GIVEN EXERCISE
Search the material for "甲状腺機能亢進症" and show all lines that contain it.

[Dataset entries]
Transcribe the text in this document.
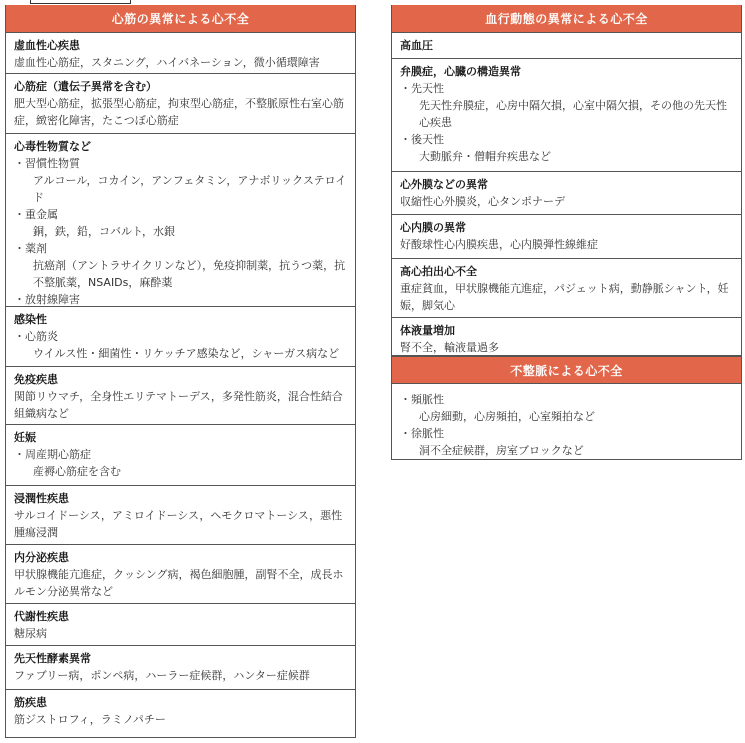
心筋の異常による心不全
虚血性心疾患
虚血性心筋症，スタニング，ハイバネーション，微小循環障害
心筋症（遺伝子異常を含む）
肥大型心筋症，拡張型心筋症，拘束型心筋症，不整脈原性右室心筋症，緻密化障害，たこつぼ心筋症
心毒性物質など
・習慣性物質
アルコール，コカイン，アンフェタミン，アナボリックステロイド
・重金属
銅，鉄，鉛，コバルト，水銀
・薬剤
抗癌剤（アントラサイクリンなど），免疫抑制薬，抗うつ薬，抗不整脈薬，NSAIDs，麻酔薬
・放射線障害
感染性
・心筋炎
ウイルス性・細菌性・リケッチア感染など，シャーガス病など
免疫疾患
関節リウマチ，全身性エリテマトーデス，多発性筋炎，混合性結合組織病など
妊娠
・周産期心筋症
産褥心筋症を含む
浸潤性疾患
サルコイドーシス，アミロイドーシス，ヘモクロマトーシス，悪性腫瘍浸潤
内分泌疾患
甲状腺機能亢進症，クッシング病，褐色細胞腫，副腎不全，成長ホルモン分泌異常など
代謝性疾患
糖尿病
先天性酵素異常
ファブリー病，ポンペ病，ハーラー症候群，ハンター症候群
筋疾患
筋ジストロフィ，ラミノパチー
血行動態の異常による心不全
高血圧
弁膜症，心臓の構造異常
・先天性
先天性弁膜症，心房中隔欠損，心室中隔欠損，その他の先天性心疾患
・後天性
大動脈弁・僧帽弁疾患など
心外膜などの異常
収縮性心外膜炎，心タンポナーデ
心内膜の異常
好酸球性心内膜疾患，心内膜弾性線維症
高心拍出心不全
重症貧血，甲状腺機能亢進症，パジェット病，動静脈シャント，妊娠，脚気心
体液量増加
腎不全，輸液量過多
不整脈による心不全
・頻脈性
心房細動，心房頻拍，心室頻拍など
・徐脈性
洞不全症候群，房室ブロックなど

---

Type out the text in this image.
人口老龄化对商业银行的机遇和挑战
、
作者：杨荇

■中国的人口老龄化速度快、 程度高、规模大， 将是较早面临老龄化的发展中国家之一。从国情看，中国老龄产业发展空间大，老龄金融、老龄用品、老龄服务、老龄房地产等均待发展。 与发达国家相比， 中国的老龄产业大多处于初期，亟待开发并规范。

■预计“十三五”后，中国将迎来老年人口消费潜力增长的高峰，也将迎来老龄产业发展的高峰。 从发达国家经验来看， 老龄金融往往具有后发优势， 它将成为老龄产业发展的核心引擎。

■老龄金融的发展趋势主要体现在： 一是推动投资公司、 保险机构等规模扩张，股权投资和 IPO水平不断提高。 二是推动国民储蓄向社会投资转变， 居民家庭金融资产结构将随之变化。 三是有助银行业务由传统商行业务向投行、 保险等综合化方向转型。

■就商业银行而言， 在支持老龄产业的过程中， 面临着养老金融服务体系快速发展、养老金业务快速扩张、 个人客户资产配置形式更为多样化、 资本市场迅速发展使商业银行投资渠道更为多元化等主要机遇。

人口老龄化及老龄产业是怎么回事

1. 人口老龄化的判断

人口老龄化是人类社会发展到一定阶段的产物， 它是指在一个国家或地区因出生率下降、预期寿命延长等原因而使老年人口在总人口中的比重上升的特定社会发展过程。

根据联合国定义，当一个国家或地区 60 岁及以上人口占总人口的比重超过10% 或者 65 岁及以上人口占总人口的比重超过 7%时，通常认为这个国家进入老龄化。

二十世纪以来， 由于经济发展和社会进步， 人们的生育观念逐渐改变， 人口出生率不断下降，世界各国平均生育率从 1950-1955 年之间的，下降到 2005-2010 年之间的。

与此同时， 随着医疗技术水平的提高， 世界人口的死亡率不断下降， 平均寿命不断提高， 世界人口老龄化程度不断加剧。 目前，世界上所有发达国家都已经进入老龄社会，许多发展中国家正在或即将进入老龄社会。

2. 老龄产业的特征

SOLUTION TO THIS EXERCISE
甲状腺機能亢進症，クッシング病，褐色細胞腫，副腎不全，成長ホルモン分泌異常など
重症貧血，甲状腺機能亢進症，パジェット病，動静脈シャント，妊娠，脚気心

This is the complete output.